ROMPER AL ADVERSARIO

No es la electricidad, no es la energía, no son los consumidores. Es el poder, el cuento, la provocación. La iniciativa de contrarreforma eléctrica, ha advertido Carlos Urzúa, el primer secretario de Hacienda de este gobierno, puede ser la peor entre las muy malas decisiones económicas del gobierno de López Obrador. Una reforma que nos daría una electricidad cara y sucia; que nos colocaría en dirección contraria a la del mundo. Un cambio que traería una cadena de secuelas negativas para México. Los conocedores han detallado todos sus defectos, activando todas las señales de alarma. Se trata de una propuesta que cierra los ojos al presente, a los compromisos internacionales, al más elemental sentido económico. No se ofrecen, en su defensa, argumentos sino frases vacías sobre la soberanía, oxidadas consignas neoliberales, nostalgia de épocas idas.

Quien presenta la iniciativa de reforma eléctrica no se mira a sí mismo como cabeza de una administración, como el arquitecto de una política pública que parte de un diagnóstico claro de nuestros problemas, que reúne conocimiento y que aprende de experiencias, sino un político recluido en la celda de sus obsesiones, que repite permanentemente la misma cantaleta y que se empeña en atizar la polarización. Es un político que se entrega a quien le canta la tonada que le gusta escuchar. El Presidente está convencido de que es innecesario consultar a un técnico y que toda crítica es, en realidad, un elogio porque proviene siempre de los malvados. Atiende en los otros solo el eco de sus propias frases. Los sirvientes de su megalomanía lo saben bien. No es difícil para los cínicos abrirse paso en la maraña política. Saben que el Presidente no pierde el tiempo haciendo cuentas, ni leyendo la ley o estudiando una materia compleja. Le susurran al oído que la Historia lo espera, le repiten sus lemas, lo adulan comparándolo con los héroes de su santuario. Así se ha tragado la idea de que será líder continental, que su estrategia sanitaria es un ejemplo mundial, que la electricidad volverá a ser nuestra y que, por supuesto, vivimos días esplendorosos.

Bajo la sinrazón de la iniciativa se muestra una lógica impecable. El Presidente lanza una provocación a sus oposiciones, en particular a su "oposición" priista. Para el Presidente, el PRI tiene una oportunidad: regresar a su raíz nacionalista y repudiar su vertiente privatizadora. Volver al cardenismo y rechazar al salinismo. En la disyuntiva de dos pasados (ambos ya remotos) se define, a su juicio, la identidad de su adversario y el sentido de la disyuntiva contemporánea. La invitación de López Obrador es insinuación de dos perdones: uno histórico y otro legal. El primero supone una especie de absolución ideológica. López Obrador sabe a quién se dirige porque de ahí viene. A los priistas tradicionales les ofrece un reencuentro con los orígenes después del rapto tecnocrático. Esa es la primera parte de su convocatoria: apoyar la reforma para lavar cara. La segunda es una insinuación de impunidad. La evidente subordinación de la Fiscalía a los intereses del gobierno (y del fiscal) da al Presidente un poderoso instrumento de presión.

### Datos disponibles:
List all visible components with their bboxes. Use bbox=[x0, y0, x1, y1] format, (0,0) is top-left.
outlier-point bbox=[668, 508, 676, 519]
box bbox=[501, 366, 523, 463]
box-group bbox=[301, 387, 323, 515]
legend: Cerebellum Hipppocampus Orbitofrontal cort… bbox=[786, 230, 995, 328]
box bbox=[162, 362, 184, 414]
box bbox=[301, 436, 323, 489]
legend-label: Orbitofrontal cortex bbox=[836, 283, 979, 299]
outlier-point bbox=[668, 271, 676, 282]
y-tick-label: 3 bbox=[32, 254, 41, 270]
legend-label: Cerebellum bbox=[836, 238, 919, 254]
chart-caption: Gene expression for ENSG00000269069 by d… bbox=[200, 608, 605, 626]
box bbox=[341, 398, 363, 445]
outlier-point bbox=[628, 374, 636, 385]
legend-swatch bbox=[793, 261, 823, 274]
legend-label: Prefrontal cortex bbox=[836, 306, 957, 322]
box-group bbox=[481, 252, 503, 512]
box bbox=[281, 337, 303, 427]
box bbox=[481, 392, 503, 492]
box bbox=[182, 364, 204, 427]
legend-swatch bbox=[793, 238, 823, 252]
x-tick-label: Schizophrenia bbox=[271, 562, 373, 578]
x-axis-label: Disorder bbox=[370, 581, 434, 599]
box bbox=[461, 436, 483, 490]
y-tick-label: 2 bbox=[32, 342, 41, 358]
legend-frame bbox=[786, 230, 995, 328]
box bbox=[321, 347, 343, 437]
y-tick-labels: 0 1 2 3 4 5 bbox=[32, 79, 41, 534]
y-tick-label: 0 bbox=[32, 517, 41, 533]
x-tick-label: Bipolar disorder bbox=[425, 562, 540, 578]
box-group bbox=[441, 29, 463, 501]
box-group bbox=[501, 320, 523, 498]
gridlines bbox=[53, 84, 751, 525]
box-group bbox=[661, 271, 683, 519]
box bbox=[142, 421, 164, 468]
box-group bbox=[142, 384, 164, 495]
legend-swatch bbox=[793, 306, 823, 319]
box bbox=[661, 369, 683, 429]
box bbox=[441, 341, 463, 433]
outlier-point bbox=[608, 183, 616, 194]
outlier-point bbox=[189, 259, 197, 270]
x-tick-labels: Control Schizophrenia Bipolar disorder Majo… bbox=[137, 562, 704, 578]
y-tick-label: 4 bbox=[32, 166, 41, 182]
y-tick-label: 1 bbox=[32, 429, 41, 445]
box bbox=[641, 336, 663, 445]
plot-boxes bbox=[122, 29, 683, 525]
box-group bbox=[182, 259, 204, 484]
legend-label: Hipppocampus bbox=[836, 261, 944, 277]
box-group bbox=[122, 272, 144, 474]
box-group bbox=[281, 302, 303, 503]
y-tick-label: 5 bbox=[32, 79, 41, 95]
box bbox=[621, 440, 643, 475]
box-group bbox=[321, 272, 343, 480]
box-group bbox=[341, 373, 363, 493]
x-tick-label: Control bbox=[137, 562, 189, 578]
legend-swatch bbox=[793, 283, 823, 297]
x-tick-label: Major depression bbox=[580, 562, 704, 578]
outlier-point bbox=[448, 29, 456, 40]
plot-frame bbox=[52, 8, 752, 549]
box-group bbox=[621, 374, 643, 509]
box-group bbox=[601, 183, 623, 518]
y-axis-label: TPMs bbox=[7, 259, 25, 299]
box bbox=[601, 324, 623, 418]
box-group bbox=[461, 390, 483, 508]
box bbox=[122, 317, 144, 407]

### Consigna:
Copia el fragmento del texto sobre la reforma eléctrica que empieza con las palabras "ROMPER AL ADVERSARIO" y termina con "de épocas idas.", sustituyendo "electricidad" por "luz". Las entradas son un material independiente del texto sobre la reforma eléctrica.

### Respuesta:
ROMPER AL ADVERSARIO

No es la luz, no es la energía, no son los consumidores. Es el poder, el cuento, la provocación. La iniciativa de contrarreforma eléctrica, ha advertido Carlos Urzúa, el primer secretario de Hacienda de este gobierno, puede ser la peor entre las muy malas decisiones económicas del gobierno de López Obrador. Una reforma que nos daría una luz cara y sucia; que nos colocaría en dirección contraria a la del mundo. Un cambio que traería una cadena de secuelas negativas para México. Los conocedores han detallado todos sus defectos, activando todas las señales de alarma. Se trata de una propuesta que cierra los ojos al presente, a los compromisos internacionales, al más elemental sentido económico. No se ofrecen, en su defensa, argumentos sino frases vacías sobre la soberanía, oxidadas consignas neoliberales, nostalgia de épocas idas.